Extracted data entries:
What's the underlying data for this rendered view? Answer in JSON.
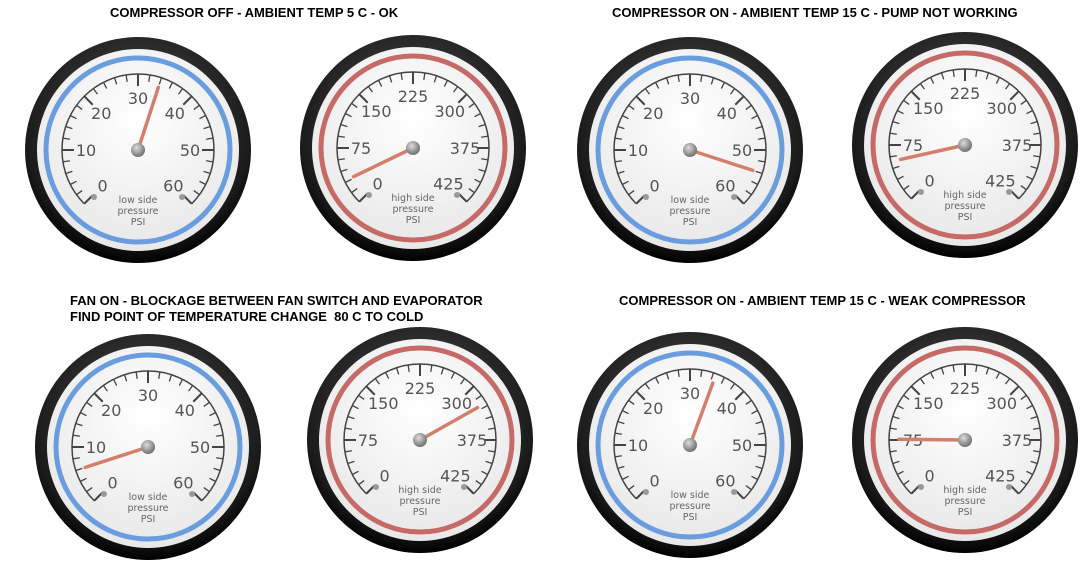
{
  "panels": [
    {
      "title_lines": [
        "COMPRESSOR OFF - AMBIENT TEMP 5 C - OK"
      ],
      "low_value": 34,
      "high_value": 32
    },
    {
      "title_lines": [
        "COMPRESSOR ON - AMBIENT TEMP 15 C - PUMP NOT WORKING"
      ],
      "low_value": 54,
      "high_value": 54
    },
    {
      "title_lines": [
        "FAN ON - BLOCKAGE BETWEEN FAN SWITCH AND EVAPORATOR",
        "FIND POINT OF TEMPERATURE CHANGE  80 C TO COLD"
      ],
      "low_value": 6,
      "high_value": 326
    },
    {
      "title_lines": [
        "COMPRESSOR ON - AMBIENT TEMP 15 C - WEAK COMPRESSOR"
      ],
      "low_value": 34.5,
      "high_value": 76
    }
  ],
  "low_gauge": {
    "labels": [
      "0",
      "10",
      "20",
      "30",
      "40",
      "50",
      "60"
    ],
    "caption": [
      "low side",
      "pressure",
      "PSI"
    ],
    "min": 0,
    "max": 60,
    "ring_color": "#6a9ddf"
  },
  "high_gauge": {
    "labels": [
      "0",
      "75",
      "150",
      "225",
      "300",
      "375",
      "425"
    ],
    "caption": [
      "high side",
      "pressure",
      "PSI"
    ],
    "min": 0,
    "max": 450,
    "ring_color": "#c56a66"
  },
  "needle_color": "#d47f6c"
}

Problem requirements:
Set down every entry word for word, but omit the pictures.

Correct answer:
What's the underlying data for this rendered view? Answer in JSON.
{
  "panels": [
    {
      "title_lines": [
        "COMPRESSOR OFF - AMBIENT TEMP 5 C - OK"
      ],
      "low_value": 34,
      "high_value": 32
    },
    {
      "title_lines": [
        "COMPRESSOR ON - AMBIENT TEMP 15 C - PUMP NOT WORKING"
      ],
      "low_value": 54,
      "high_value": 54
    },
    {
      "title_lines": [
        "FAN ON - BLOCKAGE BETWEEN FAN SWITCH AND EVAPORATOR",
        "FIND POINT OF TEMPERATURE CHANGE  80 C TO COLD"
      ],
      "low_value": 6,
      "high_value": 326
    },
    {
      "title_lines": [
        "COMPRESSOR ON - AMBIENT TEMP 15 C - WEAK COMPRESSOR"
      ],
      "low_value": 34.5,
      "high_value": 76
    }
  ],
  "low_gauge": {
    "labels": [
      "0",
      "10",
      "20",
      "30",
      "40",
      "50",
      "60"
    ],
    "caption": [
      "low side",
      "pressure",
      "PSI"
    ],
    "min": 0,
    "max": 60,
    "ring_color": "#6a9ddf"
  },
  "high_gauge": {
    "labels": [
      "0",
      "75",
      "150",
      "225",
      "300",
      "375",
      "425"
    ],
    "caption": [
      "high side",
      "pressure",
      "PSI"
    ],
    "min": 0,
    "max": 450,
    "ring_color": "#c56a66"
  },
  "needle_color": "#d47f6c"
}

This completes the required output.